Rewrite the stretch of the listing from the line containing "Text: O: O bbox=[234, 119, 246, 133]" through the line containing "Decompose this screenshot" as a numbered list, leaving out any blank lines.

####

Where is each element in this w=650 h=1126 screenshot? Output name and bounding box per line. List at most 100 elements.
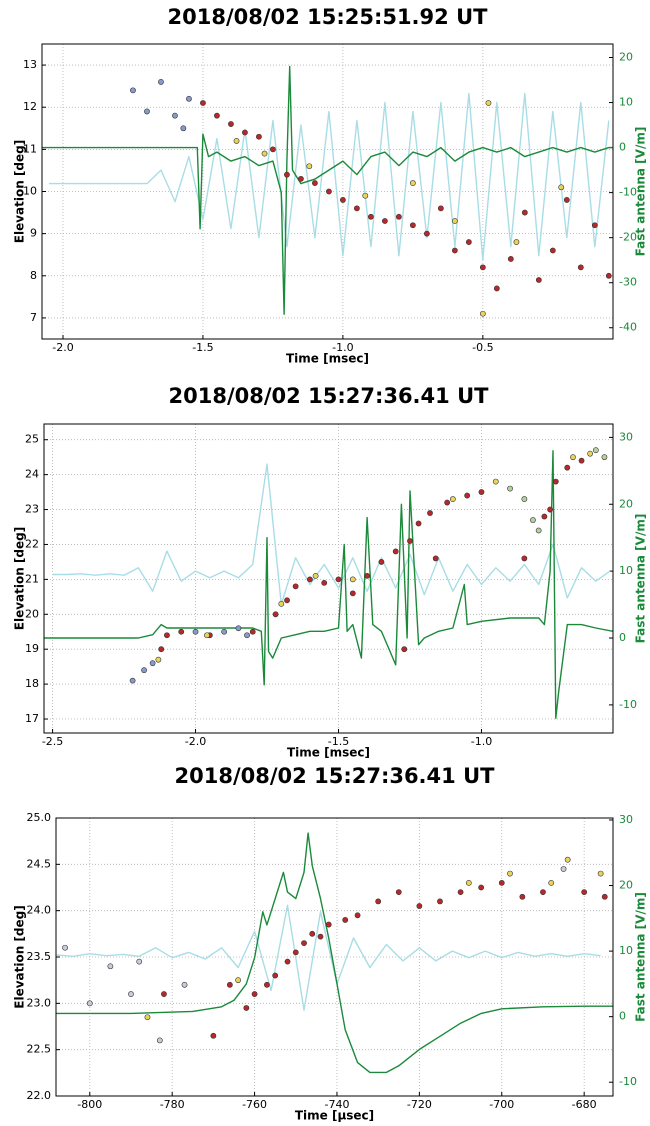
- source-point: [298, 175, 304, 182]
- y-tick-label: 23.0: [27, 996, 52, 1009]
- plot-area: [44, 447, 613, 719]
- source-point: [180, 125, 187, 132]
- y2-tick-label: 0: [619, 631, 626, 644]
- source-point: [552, 478, 559, 485]
- y-tick-label: 9: [30, 227, 37, 240]
- source-point: [521, 209, 528, 216]
- y-tick-label: 13: [23, 58, 37, 71]
- y-tick-label: 25.0: [27, 811, 52, 824]
- y-tick-label: 22.0: [27, 1089, 52, 1102]
- chart-panel: 2018/08/02 15:27:36.41 UT -2.5 -2.0 -1.5 -1.…: [13, 384, 648, 760]
- source-point: [210, 1032, 217, 1039]
- chart-title: 2018/08/02 15:27:36.41 UT: [175, 764, 496, 788]
- y-axis-label: Elevation [deg]: [13, 140, 27, 243]
- source-point: [309, 930, 316, 937]
- source-point: [233, 138, 240, 144]
- source-point: [601, 454, 608, 461]
- y2-tick-label: -40: [619, 321, 637, 334]
- y2-tick-label: 20: [619, 879, 633, 892]
- y-tick-label: 7: [30, 311, 37, 324]
- source-point: [242, 129, 248, 136]
- source-point: [540, 889, 546, 896]
- source-point: [192, 628, 199, 635]
- source-point: [292, 583, 299, 590]
- x-tick-label: -1.0: [471, 735, 492, 748]
- source-point: [339, 197, 346, 203]
- source-point: [395, 889, 402, 896]
- source-point: [479, 310, 486, 317]
- source-point: [284, 597, 290, 604]
- source-point: [535, 277, 542, 283]
- source-point: [312, 572, 319, 579]
- source-point: [535, 527, 542, 534]
- y-tick-label: 19: [25, 642, 39, 655]
- source-point: [409, 222, 416, 229]
- y-tick-label: 12: [23, 100, 37, 113]
- source-point: [86, 1000, 93, 1007]
- source-point: [144, 1014, 151, 1021]
- source-point: [564, 856, 571, 863]
- source-point: [354, 912, 361, 919]
- source-point: [581, 889, 588, 896]
- source-point: [444, 499, 451, 506]
- x-tick-label: -2.5: [42, 735, 63, 748]
- source-point: [321, 579, 328, 586]
- source-point: [292, 949, 299, 956]
- source-point: [284, 958, 291, 965]
- source-point: [451, 218, 458, 224]
- y-tick-label: 20: [25, 607, 39, 620]
- source-point: [548, 879, 555, 886]
- source-point: [307, 576, 313, 583]
- y2-tick-label: 10: [619, 944, 633, 957]
- source-point: [353, 205, 360, 212]
- source-point: [407, 538, 413, 544]
- source-point: [317, 933, 324, 940]
- source-point: [128, 991, 134, 997]
- source-point: [144, 108, 150, 115]
- waveform: [56, 832, 613, 1074]
- source-point: [349, 576, 356, 583]
- y-tick-label: 24.5: [27, 857, 52, 870]
- source-point: [226, 981, 233, 988]
- source-point: [270, 146, 276, 153]
- source-point: [62, 944, 68, 951]
- source-point: [272, 611, 279, 618]
- source-point: [178, 628, 185, 635]
- y-tick-label: 8: [30, 269, 37, 282]
- y-tick-label: 25: [25, 433, 39, 446]
- source-point: [601, 893, 608, 900]
- source-point: [560, 866, 567, 872]
- source-point: [301, 940, 307, 946]
- source-point: [437, 205, 444, 212]
- x-tick-label: -0.5: [472, 341, 493, 354]
- source-point: [335, 576, 342, 583]
- x-tick-label: -720: [407, 1098, 432, 1111]
- source-point: [416, 903, 423, 909]
- source-point: [493, 285, 500, 292]
- y2-tick-label: -10: [619, 1075, 637, 1088]
- source-point: [395, 213, 402, 220]
- y2-tick-label: 0: [619, 1010, 626, 1023]
- y2-tick-label: -10: [619, 698, 637, 711]
- source-point: [312, 180, 318, 186]
- x-tick-label: -1.0: [332, 341, 353, 354]
- plot-area: [42, 65, 613, 317]
- y2-axis-label: Fast antenna [V/m]: [634, 514, 648, 644]
- source-point: [130, 87, 136, 94]
- source-point: [592, 447, 599, 454]
- y-axis-label: Elevation [deg]: [13, 527, 27, 630]
- source-point: [364, 572, 371, 579]
- source-point: [181, 981, 188, 988]
- x-tick-label: -800: [77, 1098, 102, 1111]
- x-tick-label: -680: [572, 1098, 597, 1111]
- chart-title: 2018/08/02 15:25:51.92 UT: [168, 5, 489, 29]
- y2-axis-label: Fast antenna [V/m]: [634, 892, 648, 1022]
- waveform: [49, 92, 610, 261]
- waveform: [44, 450, 613, 719]
- source-point: [451, 247, 458, 254]
- source-point: [530, 517, 536, 523]
- source-point: [158, 79, 164, 85]
- source-point: [172, 112, 178, 119]
- x-tick-label: -2.0: [185, 735, 206, 748]
- chart-panel: 2018/08/02 15:25:51.92 UT -2.0 -1.5 -1.0 -0.…: [13, 5, 648, 366]
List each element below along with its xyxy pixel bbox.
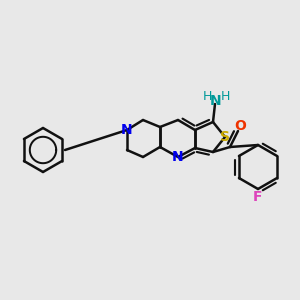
Text: O: O bbox=[234, 119, 246, 133]
Text: N: N bbox=[121, 123, 133, 137]
Text: H: H bbox=[202, 91, 212, 103]
Text: H: H bbox=[220, 91, 230, 103]
Text: S: S bbox=[220, 130, 230, 144]
Text: F: F bbox=[253, 190, 263, 204]
Text: N: N bbox=[210, 94, 222, 108]
Text: N: N bbox=[172, 150, 184, 164]
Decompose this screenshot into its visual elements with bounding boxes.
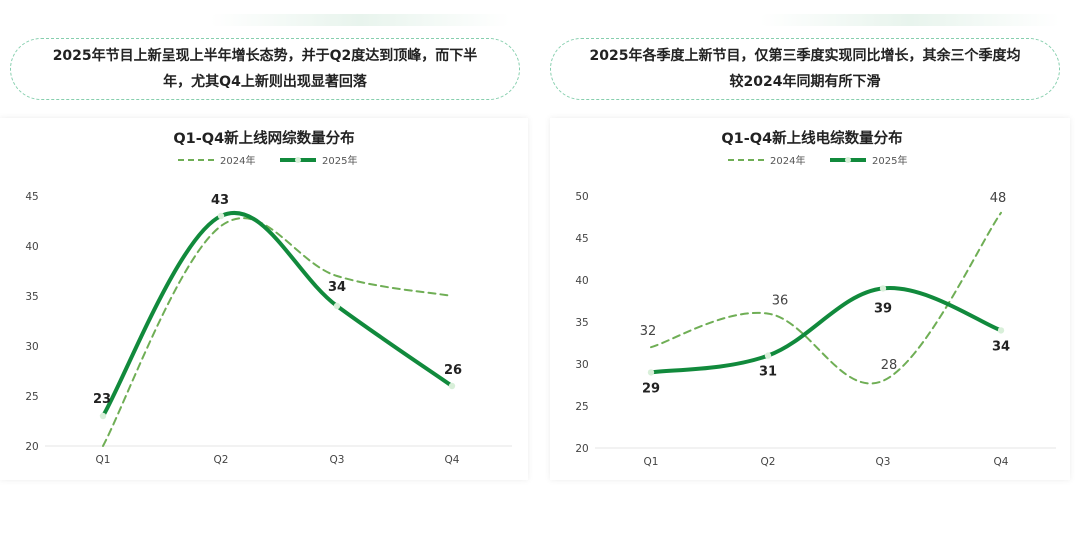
data-point-2025 (99, 412, 107, 420)
data-label-2025: 31 (759, 365, 777, 380)
y-tick-label: 40 (25, 241, 38, 253)
legend-item: 2024年 (178, 154, 255, 167)
legend-label: 2025年 (872, 154, 907, 167)
legend-marker (845, 157, 851, 163)
x-tick-label: Q3 (330, 454, 345, 466)
x-tick-label: Q1 (96, 454, 111, 466)
right-panel: 2025年各季度上新节目，仅第三季度实现同比增长，其余三个季度均较2024年同期… (540, 0, 1080, 540)
data-label-2025: 26 (444, 363, 462, 378)
chart-card-tv-variety: Q1-Q4新上线电综数量分布 2024年 2025年 20 25 30 35 40 45 50 Q1… (550, 118, 1070, 480)
x-tick-label: Q3 (876, 456, 891, 468)
legend-item: 2024年 (728, 154, 805, 167)
legend-item: 2025年 (830, 154, 907, 167)
legend-label: 2025年 (322, 154, 357, 167)
data-point-2025 (217, 212, 225, 220)
left-panel: 2025年节目上新呈现上半年增长态势，并于Q2度达到顶峰，而下半年，尤其Q4上新… (0, 14, 528, 480)
header-glow (760, 14, 1060, 26)
x-tick-label: Q4 (994, 456, 1009, 468)
y-tick-label: 20 (25, 441, 38, 453)
y-tick-label: 25 (25, 391, 38, 403)
legend-label: 2024年 (220, 154, 255, 167)
x-tick-label: Q2 (214, 454, 229, 466)
y-tick-label: 35 (575, 317, 588, 329)
y-tick-label: 30 (25, 341, 38, 353)
data-point-2025 (879, 285, 887, 292)
data-point-2025 (764, 352, 772, 359)
chart-web-variety-shows: Q1-Q4新上线网综数量分布 2024年 2025年 20 25 30 35 40 45 Q1 Q2… (25, 129, 512, 466)
series-line-2024 (102, 217, 453, 447)
data-label-2025: 43 (211, 193, 229, 208)
data-label-2025: 39 (874, 301, 892, 316)
data-label-2025: 23 (93, 392, 111, 407)
data-label-2024: 28 (881, 358, 898, 373)
data-label-2025: 29 (642, 381, 660, 396)
data-point-2025 (448, 382, 456, 390)
data-point-2025 (647, 369, 655, 376)
y-tick-label: 45 (575, 233, 588, 245)
data-label-2024: 48 (990, 191, 1007, 206)
chart-title: Q1-Q4新上线网综数量分布 (173, 129, 354, 147)
x-tick-label: Q4 (445, 454, 460, 466)
y-tick-label: 35 (25, 291, 38, 303)
y-tick-label: 25 (575, 401, 588, 413)
legend-marker (295, 157, 301, 163)
legend-item: 2025年 (280, 154, 357, 167)
y-tick-label: 30 (575, 359, 588, 371)
data-label-2024: 36 (772, 294, 789, 309)
data-point-2025 (997, 327, 1005, 334)
y-tick-label: 20 (575, 443, 588, 455)
header-glow (210, 14, 510, 26)
x-tick-label: Q1 (644, 456, 659, 468)
y-tick-label: 50 (575, 191, 588, 203)
data-label-2025: 34 (992, 339, 1010, 354)
x-tick-label: Q2 (761, 456, 776, 468)
callout-right: 2025年各季度上新节目，仅第三季度实现同比增长，其余三个季度均较2024年同期… (550, 38, 1060, 100)
chart-card-web-variety: Q1-Q4新上线网综数量分布 2024年 2025年 20 25 30 35 40 45 Q1 Q2… (0, 118, 528, 480)
callout-left: 2025年节目上新呈现上半年增长态势，并于Q2度达到顶峰，而下半年，尤其Q4上新… (10, 38, 520, 100)
series-line-2025 (649, 286, 1003, 375)
data-label-2024: 32 (640, 324, 657, 339)
series-line-2025 (101, 211, 454, 418)
data-point-2025 (333, 302, 341, 310)
chart-title: Q1-Q4新上线电综数量分布 (721, 129, 902, 147)
series-line-2024 (650, 211, 1002, 385)
data-label-2025: 34 (328, 280, 346, 295)
y-tick-label: 45 (25, 191, 38, 203)
y-tick-label: 40 (575, 275, 588, 287)
legend-label: 2024年 (770, 154, 805, 167)
chart-tv-variety-shows: Q1-Q4新上线电综数量分布 2024年 2025年 20 25 30 35 40 45 50 Q1… (575, 129, 1056, 468)
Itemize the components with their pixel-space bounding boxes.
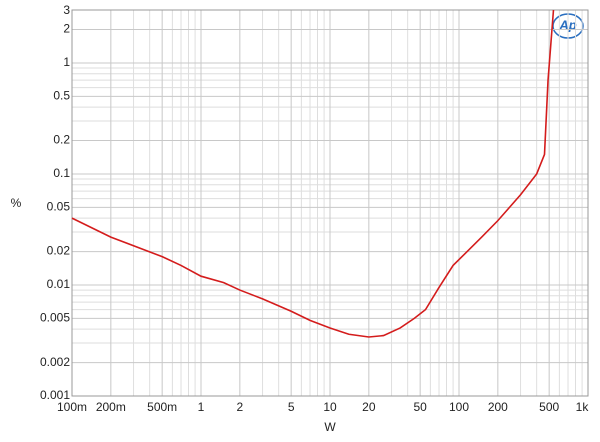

####

### Output of the exercise
1. Text: O: O bbox=[234, 119, 246, 133]
2. Text: N: N bbox=[121, 123, 133, 137]
3. Text: H: H bbox=[202, 91, 212, 103]
4. Text: H: H bbox=[220, 91, 230, 103]
5. Text: S: S bbox=[220, 130, 230, 144]
6. Text: F: F bbox=[253, 190, 263, 204]
7. Text: N: N bbox=[210, 94, 222, 108]
8. Text: N: N bbox=[172, 150, 184, 164]
9. Decompose this screenshot into its visual elements with bounding boxes.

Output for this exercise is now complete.